§ Task to carry out
Copy out, character for character, the part of the rows that opens with the line containing "address-bar[interactable]: i 127.0.0.1:7860" and closes with the line containing "paste-style-button[interactable]: 📋 bbox=[1622, 312, 1656, 346]", including both of those lines.

### Provided data ###

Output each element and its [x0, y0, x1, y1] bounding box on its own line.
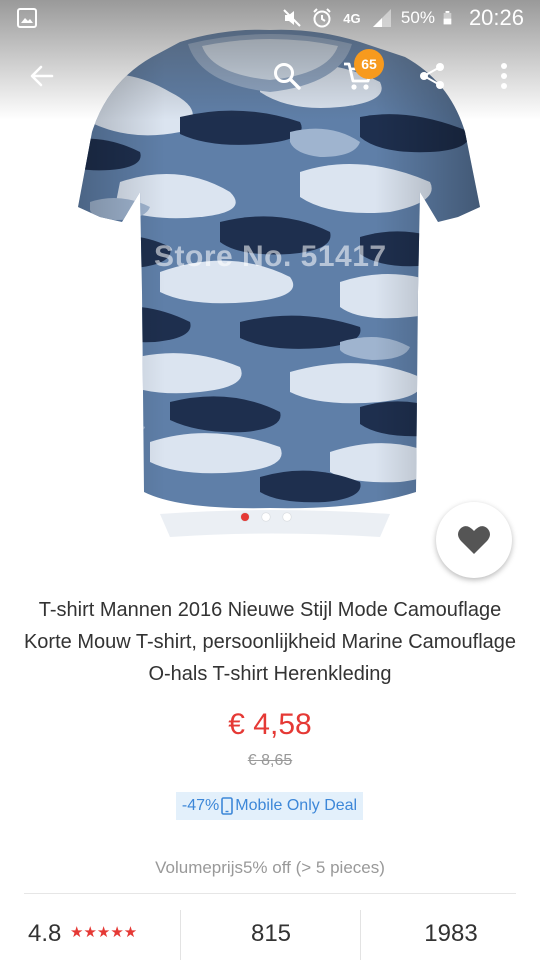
mobile-deal-badge: -47% Mobile Only Deal: [176, 792, 363, 820]
wishes-stat[interactable]: 1983: [360, 910, 540, 960]
orders-stat[interactable]: 815: [180, 910, 361, 960]
phone-icon: [221, 797, 234, 815]
pager-dot[interactable]: [283, 513, 291, 521]
cart-count-badge: 65: [354, 49, 384, 79]
pager-dot[interactable]: [241, 513, 249, 521]
signal-icon: [372, 9, 391, 27]
current-price: € 4,58: [228, 708, 312, 741]
wishlist-button[interactable]: [436, 502, 512, 578]
search-button[interactable]: [265, 54, 309, 98]
share-button[interactable]: [410, 54, 454, 98]
action-bar: 65: [0, 44, 540, 108]
image-pager: [241, 513, 291, 521]
mute-icon: [283, 9, 301, 27]
more-options-button[interactable]: [482, 54, 526, 98]
network-type: 4G: [343, 10, 361, 26]
rating-value: 4.8: [28, 920, 62, 947]
divider: [24, 893, 516, 894]
alarm-icon: [313, 8, 331, 28]
orders-count: 815: [250, 920, 292, 947]
wishes-count: 1983: [424, 920, 478, 947]
deal-text: Mobile Only Deal: [235, 797, 358, 814]
back-arrow-icon: [30, 65, 54, 87]
back-button[interactable]: [20, 54, 64, 98]
product-title: T-shirt Mannen 2016 Nieuwe Stijl Mode Ca…: [23, 599, 517, 685]
share-icon: [420, 63, 444, 89]
clock: 20:26: [468, 5, 524, 30]
more-vert-icon: [501, 63, 507, 89]
rating-stat[interactable]: 4.8 ★★★★★: [0, 910, 180, 960]
pager-dot[interactable]: [262, 513, 270, 521]
status-bar: 4G 50% 20:26: [0, 0, 540, 36]
gallery-icon: [17, 8, 37, 28]
battery-icon: [443, 11, 452, 25]
rating-stars: ★★★★★: [70, 924, 138, 941]
volume-pricing[interactable]: Volumeprijs5% off (> 5 pieces): [0, 858, 540, 878]
original-price: € 8,65: [247, 752, 293, 769]
search-icon: [274, 63, 301, 90]
heart-icon: [458, 526, 490, 554]
deal-discount: -47%: [181, 797, 220, 814]
image-watermark: Store No. 51417: [154, 240, 387, 273]
stats-row: 4.8 ★★★★★ 815 1983: [0, 910, 540, 960]
battery-percent: 50%: [400, 8, 435, 27]
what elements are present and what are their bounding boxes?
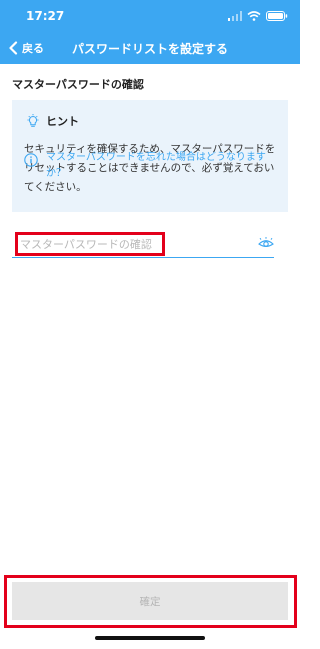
hint-title: ヒント [46,115,79,128]
status-time: 17:27 [26,9,65,23]
info-icon [24,153,38,167]
section-title: マスターパスワードの確認 [12,78,144,91]
confirm-password-field [12,232,274,258]
header-bar: 17:27 戻る パスワードリストを設定する [0,0,300,64]
wifi-icon [247,10,261,21]
page-title: パスワードリストを設定する [71,42,228,56]
lightbulb-icon [27,113,39,127]
hint-header: ヒント [26,113,79,129]
forgot-password-link[interactable]: マスターパスワードを忘れた場合はどうなりますか？ [24,150,282,182]
cellular-icon [228,10,242,21]
status-icons [228,10,288,21]
status-bar: 17:27 [0,0,300,30]
hint-box: ヒント セキュリティを確保するため、マスターパスワードをリセットすることはできま… [12,100,288,212]
home-indicator [95,636,205,640]
battery-icon [266,10,288,21]
eye-icon[interactable] [258,236,274,250]
navigation-bar: 戻る パスワードリストを設定する [0,30,300,64]
confirm-password-input[interactable] [12,232,248,256]
confirm-button[interactable]: 確定 [12,582,288,620]
forgot-password-text: マスターパスワードを忘れた場合はどうなりますか？ [46,152,266,179]
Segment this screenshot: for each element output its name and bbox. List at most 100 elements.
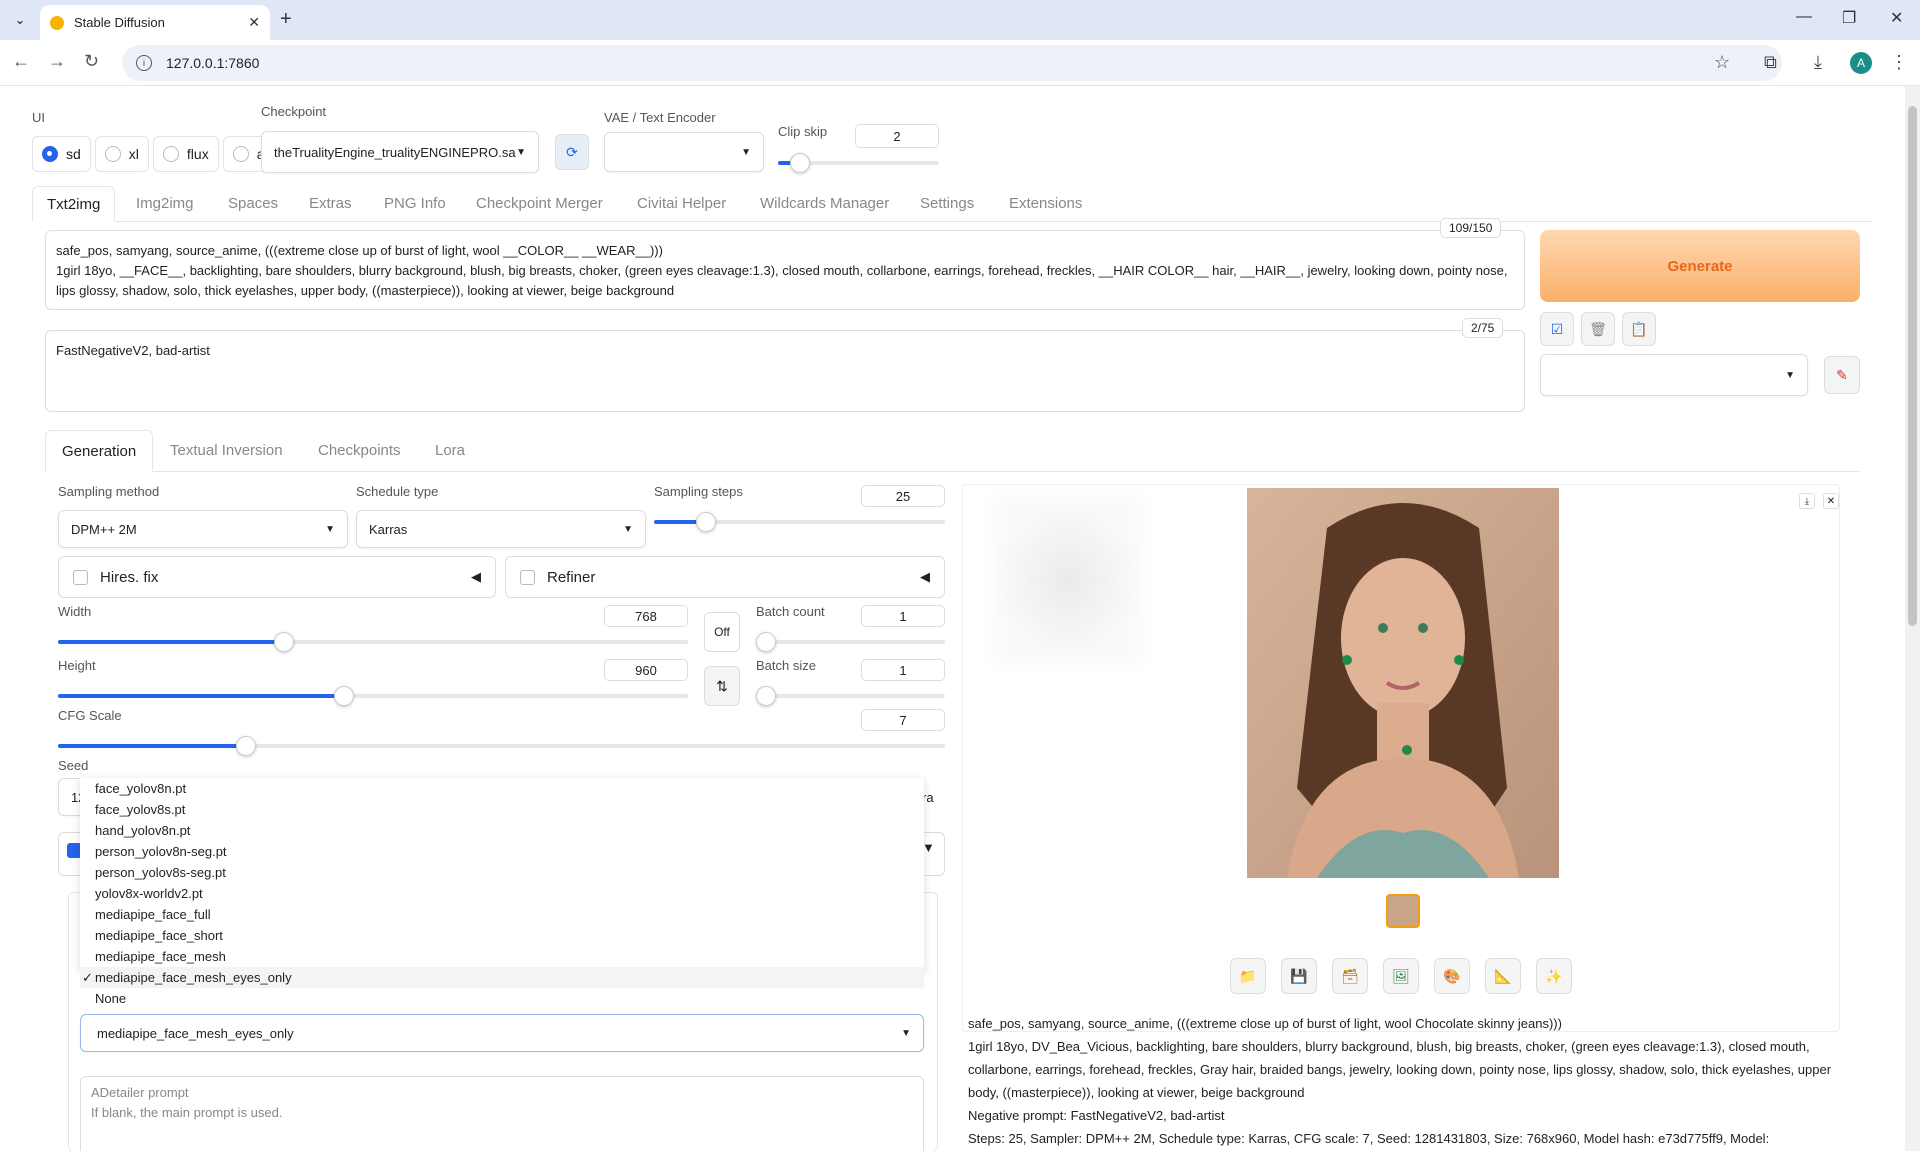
address-bar[interactable]: i 127.0.0.1:7860 bbox=[122, 45, 1782, 81]
negative-prompt-textarea[interactable]: FastNegativeV2, bad-artist bbox=[45, 330, 1525, 412]
styles-select[interactable]: ▼ bbox=[1540, 354, 1808, 396]
dropdown-item[interactable]: person_yolov8n-seg.pt bbox=[80, 841, 924, 862]
slider-knob[interactable] bbox=[756, 632, 776, 652]
sampling-steps-input[interactable]: 25 bbox=[861, 485, 945, 507]
tab-spaces[interactable]: Spaces bbox=[228, 186, 278, 222]
new-tab-icon[interactable]: + bbox=[280, 8, 292, 31]
slider-knob[interactable] bbox=[274, 632, 294, 652]
reload-icon[interactable]: ↻ bbox=[84, 51, 99, 72]
tab-checkpoints[interactable]: Checkpoints bbox=[318, 430, 401, 472]
dropdown-item[interactable]: face_yolov8n.pt bbox=[80, 778, 924, 799]
paste-style-button[interactable]: 📋 bbox=[1622, 312, 1656, 346]
slider-knob[interactable] bbox=[790, 153, 810, 173]
sampling-method-select[interactable]: DPM++ 2M ▼ bbox=[58, 510, 348, 548]
tab-extensions[interactable]: Extensions bbox=[1009, 186, 1082, 222]
save-button[interactable]: 💾 bbox=[1281, 958, 1317, 994]
page-scrollbar[interactable] bbox=[1905, 86, 1920, 1151]
back-icon[interactable]: ← bbox=[12, 51, 30, 72]
dropdown-item[interactable]: hand_yolov8n.pt bbox=[80, 820, 924, 841]
generated-image[interactable] bbox=[1247, 488, 1559, 878]
close-image-icon[interactable]: ✕ bbox=[1823, 493, 1839, 509]
dropdown-item[interactable]: person_yolov8s-seg.pt bbox=[80, 862, 924, 883]
clip-skip-slider[interactable] bbox=[778, 153, 939, 173]
scrollbar-thumb[interactable] bbox=[1908, 106, 1917, 626]
close-window-icon[interactable]: ✕ bbox=[1890, 8, 1903, 28]
tab-lora[interactable]: Lora bbox=[435, 430, 465, 472]
sampling-steps-slider[interactable] bbox=[654, 512, 945, 532]
tab-img2img[interactable]: Img2img bbox=[136, 186, 194, 222]
open-folder-button[interactable]: 📁 bbox=[1230, 958, 1266, 994]
tab-settings[interactable]: Settings bbox=[920, 186, 974, 222]
edit-styles-button[interactable]: ✎ bbox=[1824, 356, 1860, 394]
read-params-button[interactable]: ☑ bbox=[1540, 312, 1574, 346]
tab-wildcards-manager[interactable]: Wildcards Manager bbox=[760, 186, 889, 222]
ui-radio-sd[interactable]: sd bbox=[32, 136, 91, 172]
bookmark-star-icon[interactable]: ☆ bbox=[1714, 52, 1730, 73]
browser-tab[interactable]: Stable Diffusion ✕ bbox=[40, 5, 270, 40]
download-icon[interactable]: ⤓ bbox=[1814, 52, 1822, 73]
dropdown-item[interactable]: mediapipe_face_short bbox=[80, 925, 924, 946]
dropdown-item[interactable]: mediapipe_face_full bbox=[80, 904, 924, 925]
close-tab-icon[interactable]: ✕ bbox=[248, 14, 260, 31]
tab-textual-inversion[interactable]: Textual Inversion bbox=[170, 430, 283, 472]
refiner-accordion[interactable]: Refiner ◀ bbox=[505, 556, 945, 598]
schedule-type-select[interactable]: Karras ▼ bbox=[356, 510, 646, 548]
cfg-scale-slider[interactable] bbox=[58, 736, 945, 756]
hires-fix-accordion[interactable]: Hires. fix ◀ bbox=[58, 556, 496, 598]
forward-icon[interactable]: → bbox=[48, 51, 66, 72]
width-slider[interactable] bbox=[58, 632, 688, 652]
checkpoint-select[interactable]: theTrualityEngine_trualityENGINEPRO.sa ▼ bbox=[261, 131, 539, 173]
tab-checkpoint-merger[interactable]: Checkpoint Merger bbox=[476, 186, 603, 222]
height-slider[interactable] bbox=[58, 686, 688, 706]
adetailer-model-select[interactable]: mediapipe_face_mesh_eyes_only ▼ bbox=[80, 1014, 924, 1052]
prompt-textarea[interactable]: safe_pos, samyang, source_anime, (((extr… bbox=[45, 230, 1525, 310]
batch-count-input[interactable]: 1 bbox=[861, 605, 945, 627]
dropdown-item[interactable]: yolov8x-worldv2.pt bbox=[80, 883, 924, 904]
slider-knob[interactable] bbox=[236, 736, 256, 756]
ui-radio-xl[interactable]: xl bbox=[94, 136, 149, 172]
aspect-lock-button[interactable]: Off bbox=[704, 612, 740, 652]
tab-png-info[interactable]: PNG Info bbox=[384, 186, 446, 222]
upscale-button[interactable]: ✨ bbox=[1536, 958, 1572, 994]
width-input[interactable]: 768 bbox=[604, 605, 688, 627]
gallery-thumbnail[interactable] bbox=[1386, 894, 1420, 928]
batch-count-slider[interactable] bbox=[756, 632, 945, 652]
browser-menu-icon[interactable]: ⋮ bbox=[1890, 52, 1908, 73]
tab-search-icon[interactable]: ⌄ bbox=[8, 8, 32, 32]
tab-civitai-helper[interactable]: Civitai Helper bbox=[637, 186, 726, 222]
slider-knob[interactable] bbox=[756, 686, 776, 706]
dropdown-item[interactable]: face_yolov8s.pt bbox=[80, 799, 924, 820]
dropdown-item-selected[interactable]: mediapipe_face_mesh_eyes_only bbox=[80, 967, 924, 988]
zip-button[interactable]: 🗃 bbox=[1332, 958, 1368, 994]
dropdown-item[interactable]: None bbox=[80, 988, 924, 1009]
extensions-icon[interactable]: ⧉ bbox=[1764, 52, 1777, 73]
hires-fix-checkbox[interactable] bbox=[73, 569, 88, 585]
minimize-icon[interactable]: — bbox=[1796, 8, 1812, 26]
generate-button[interactable]: Generate bbox=[1540, 230, 1860, 302]
tab-extras[interactable]: Extras bbox=[309, 186, 352, 222]
send-to-extras-button[interactable]: 📐 bbox=[1485, 958, 1521, 994]
tab-generation[interactable]: Generation bbox=[45, 430, 154, 472]
vae-select[interactable]: ▼ bbox=[604, 132, 764, 172]
restore-icon[interactable]: ❐ bbox=[1842, 8, 1856, 28]
site-info-icon[interactable]: i bbox=[136, 55, 152, 71]
send-to-inpaint-button[interactable]: 🎨 bbox=[1434, 958, 1470, 994]
clip-skip-input[interactable]: 2 bbox=[855, 124, 939, 148]
send-to-img2img-button[interactable]: 🖼 bbox=[1383, 958, 1419, 994]
cfg-scale-input[interactable]: 7 bbox=[861, 709, 945, 731]
refiner-checkbox[interactable] bbox=[520, 569, 535, 585]
refresh-checkpoint-button[interactable]: ⟳ bbox=[555, 134, 589, 170]
slider-knob[interactable] bbox=[334, 686, 354, 706]
swap-dimensions-button[interactable]: ⇅ bbox=[704, 666, 740, 706]
tab-txt2img[interactable]: Txt2img bbox=[32, 186, 116, 222]
clear-prompt-button[interactable]: 🗑 bbox=[1581, 312, 1615, 346]
slider-knob[interactable] bbox=[696, 512, 716, 532]
profile-avatar[interactable]: A bbox=[1850, 52, 1872, 74]
download-image-icon[interactable]: ⤓ bbox=[1799, 493, 1815, 509]
height-input[interactable]: 960 bbox=[604, 659, 688, 681]
dropdown-item[interactable]: mediapipe_face_mesh bbox=[80, 946, 924, 967]
batch-size-input[interactable]: 1 bbox=[861, 659, 945, 681]
ui-radio-flux[interactable]: flux bbox=[152, 136, 219, 172]
batch-size-slider[interactable] bbox=[756, 686, 945, 706]
adetailer-prompt-input[interactable]: ADetailer prompt If blank, the main prom… bbox=[80, 1076, 924, 1151]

###

§ Task result
address-bar[interactable]: i 127.0.0.1:7860 bbox=[122, 45, 1782, 81]
negative-prompt-textarea[interactable]: FastNegativeV2, bad-artist bbox=[45, 330, 1525, 412]
styles-select[interactable]: ▼ bbox=[1540, 354, 1808, 396]
dropdown-item[interactable]: person_yolov8n-seg.pt bbox=[80, 841, 924, 862]
slider-knob[interactable] bbox=[756, 632, 776, 652]
sampling-steps-input[interactable]: 25 bbox=[861, 485, 945, 507]
tab-spaces[interactable]: Spaces bbox=[228, 186, 278, 222]
new-tab-icon[interactable]: + bbox=[280, 8, 292, 31]
slider-knob[interactable] bbox=[274, 632, 294, 652]
reload-icon[interactable]: ↻ bbox=[84, 51, 99, 72]
tab-checkpoints[interactable]: Checkpoints bbox=[318, 430, 401, 472]
dropdown-item[interactable]: face_yolov8n.pt bbox=[80, 778, 924, 799]
paste-style-button[interactable]: 📋 bbox=[1622, 312, 1656, 346]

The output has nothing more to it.